#### RECORDS SUPPLIED ####
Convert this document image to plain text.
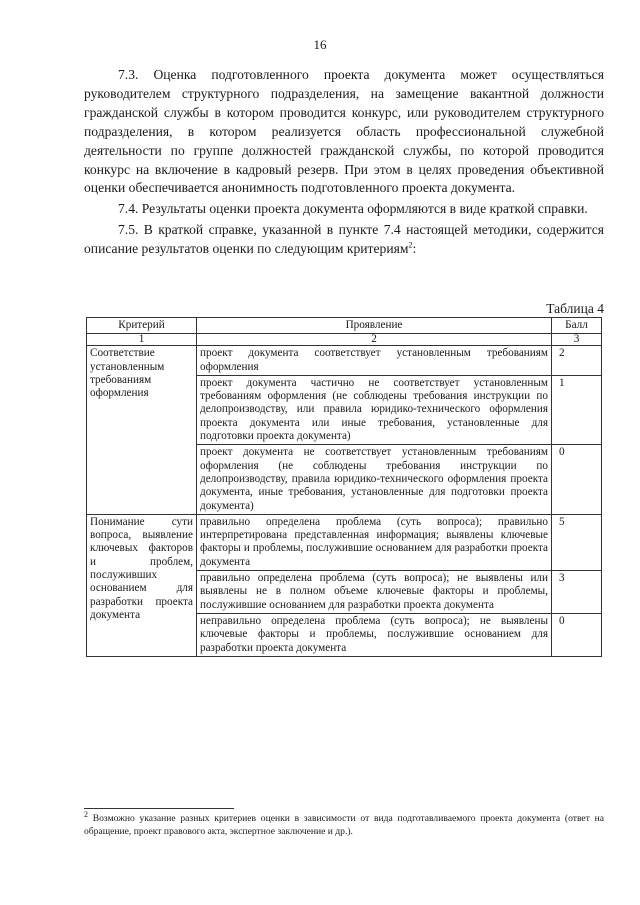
16

7.3. Оценка подготовленного проекта документа может осуществляться руководителем структурного подразделения, на замещение вакантной должности гражданской службы в котором проводится конкурс, или руководителем структурного подразделения, в котором реализуется область профессиональной служебной деятельности по группе должностей гражданской службы, по которой проводится конкурс на включение в кадровый резерв. При этом в целях проведения объективной оценки обеспечивается анонимность подготовленного проекта документа.

7.4. Результаты оценки проекта документа оформляются в виде краткой справки.

7.5. В краткой справке, указанной в пункте 7.4 настоящей методики, содержится описание результатов оценки по следующим критериям$^2$:

Таблица 4
Критерий	Проявление	Балл
1	2	3
Соответствие установленным требованиям оформления	проект документа соответствует установленным требованиям оформления	2
	проект документа частично не соответствует установленным требованиям оформления (не соблюдены требования инструкции по делопроизводству, или правила юридико-технического оформления проекта документа или иные требования, установленные для подготовки проекта документа)	1
	проект документа не соответствует установленным требованиям оформления (не соблюдены требования инструкции по делопроизводству, правила юридико-технического оформления проекта документа, иные требования, установленные для подготовки проекта документа)	0
Понимание сути вопроса, выявление ключевых факторов и проблем, послуживших основанием для разработки проекта документа	правильно определена проблема (суть вопроса); правильно интерпретирована представленная информация; выявлены ключевые факторы и проблемы, послужившие основанием для разработки проекта документа	5
	правильно определена проблема (суть вопроса); не выявлены или выявлены не в полном объеме ключевые факторы и проблемы, послужившие основанием для разработки проекта документа	3
	неправильно определена проблема (суть вопроса); не выявлены ключевые факторы и проблемы, послужившие основанием для разработки проекта документа	0
$^2$ Возможно указание разных критериев оценки в зависимости от вида подготавливаемого проекта документа (ответ на обращение, проект правового акта, экспертное заключение и др.).
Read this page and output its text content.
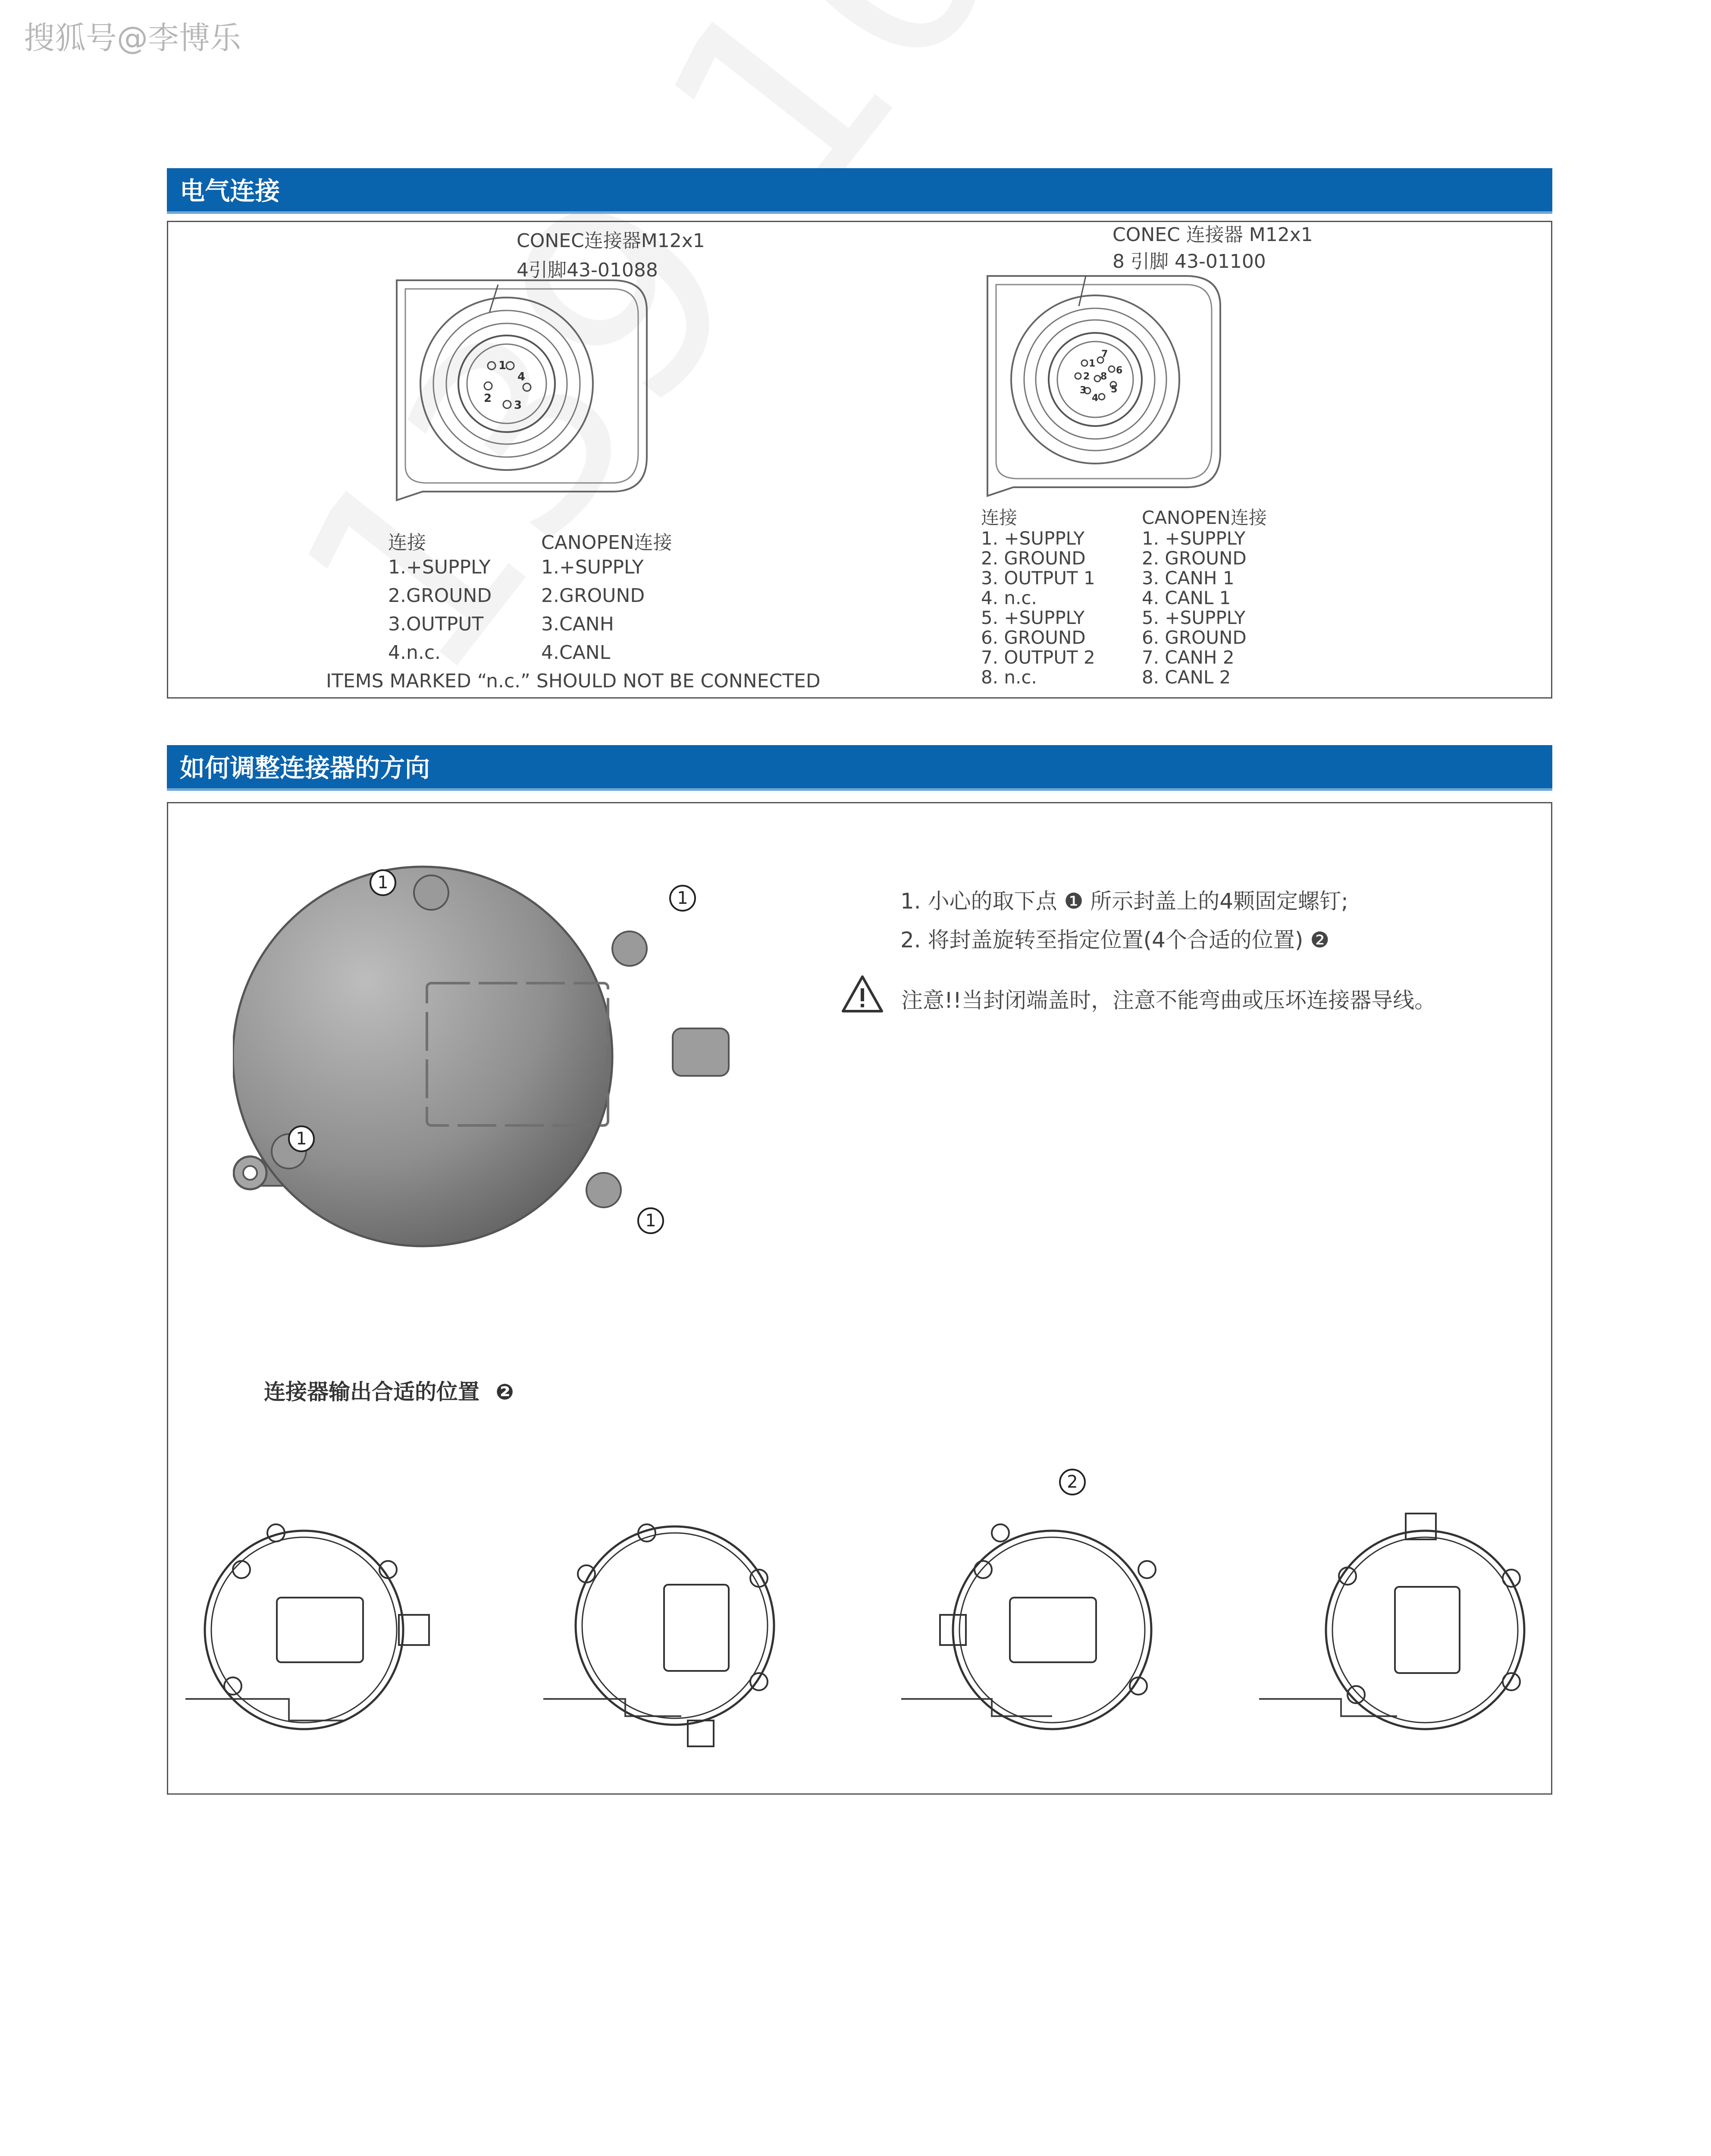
搜狐号@李博乐
电气连接
1
4
2
3
CONEC连接器M12x1
4引脚43-01088
连接	CANOPEN连接
1.+SUPPLY
2.GROUND
3.OUTPUT
4.n.c.
1.+SUPPLY
2.GROUND
3.CANH
4.CANL
ITEMS MARKED “n.c.” SHOULD NOT BE CONNECTED
1
2
3
4
5
6
7
8
CONEC 连接器 M12x1
8 引脚 43-01100
连接	CANOPEN连接
1. +SUPPLY
2. GROUND
3. OUTPUT 1
4. n.c.
5. +SUPPLY
6. GROUND
7. OUTPUT 2
8. n.c.
1. +SUPPLY
2. GROUND
3. CANH 1
4. CANL 1
5. +SUPPLY
6. GROUND
7. CANH 2
8. CANL 2
如何调整连接器的方向
1
1
1
1
1. 小心的取下点 ❶ 所示封盖上的4颗固定螺钉;
2. 将封盖旋转至指定位置(4个合适的位置) ❷
注意!!当封闭端盖时，注意不能弯曲或压坏连接器导线。
连接器输出合适的位置 ❷
2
####
PROBLEM: Reproduce the records, all of them, word for word; omit the pictures.

SOLUTION BELOW:
Convert this document image to plain text.
16

7.3. Оценка подготовленного проекта документа может осуществляться руководителем структурного подразделения, на замещение вакантной должности гражданской службы в котором проводится конкурс, или руководителем структурного подразделения, в котором реализуется область профессиональной служебной деятельности по группе должностей гражданской службы, по которой проводится конкурс на включение в кадровый резерв. При этом в целях проведения объективной оценки обеспечивается анонимность подготовленного проекта документа.

7.4. Результаты оценки проекта документа оформляются в виде краткой справки.

7.5. В краткой справке, указанной в пункте 7.4 настоящей методики, содержится описание результатов оценки по следующим критериям$^2$:

Таблица 4
Критерий	Проявление	Балл
1	2	3
Соответствие установленным требованиям оформления	проект документа соответствует установленным требованиям оформления	2
	проект документа частично не соответствует установленным требованиям оформления (не соблюдены требования инструкции по делопроизводству, или правила юридико-технического оформления проекта документа или иные требования, установленные для подготовки проекта документа)	1
	проект документа не соответствует установленным требованиям оформления (не соблюдены требования инструкции по делопроизводству, правила юридико-технического оформления проекта документа, иные требования, установленные для подготовки проекта документа)	0
Понимание сути вопроса, выявление ключевых факторов и проблем, послуживших основанием для разработки проекта документа	правильно определена проблема (суть вопроса); правильно интерпретирована представленная информация; выявлены ключевые факторы и проблемы, послужившие основанием для разработки проекта документа	5
	правильно определена проблема (суть вопроса); не выявлены или выявлены не в полном объеме ключевые факторы и проблемы, послужившие основанием для разработки проекта документа	3
	неправильно определена проблема (суть вопроса); не выявлены ключевые факторы и проблемы, послужившие основанием для разработки проекта документа	0
$^2$ Возможно указание разных критериев оценки в зависимости от вида подготавливаемого проекта документа (ответ на обращение, проект правового акта, экспертное заключение и др.).
Read this page and output its text content.
搜狐号@李博乐
电气连接
1
4
2
3
CONEC连接器M12x1
4引脚43-01088
连接	CANOPEN连接
1.+SUPPLY
2.GROUND
3.OUTPUT
4.n.c.
1.+SUPPLY
2.GROUND
3.CANH
4.CANL
ITEMS MARKED “n.c.” SHOULD NOT BE CONNECTED
1
2
3
4
5
6
7
8
CONEC 连接器 M12x1
8 引脚 43-01100
连接	CANOPEN连接
1. +SUPPLY
2. GROUND
3. OUTPUT 1
4. n.c.
5. +SUPPLY
6. GROUND
7. OUTPUT 2
8. n.c.
1. +SUPPLY
2. GROUND
3. CANH 1
4. CANL 1
5. +SUPPLY
6. GROUND
7. CANH 2
8. CANL 2
如何调整连接器的方向
1
1
1
1
1. 小心的取下点 ❶ 所示封盖上的4颗固定螺钉;
2. 将封盖旋转至指定位置(4个合适的位置) ❷
注意!!当封闭端盖时，注意不能弯曲或压坏连接器导线。
连接器输出合适的位置 ❷
2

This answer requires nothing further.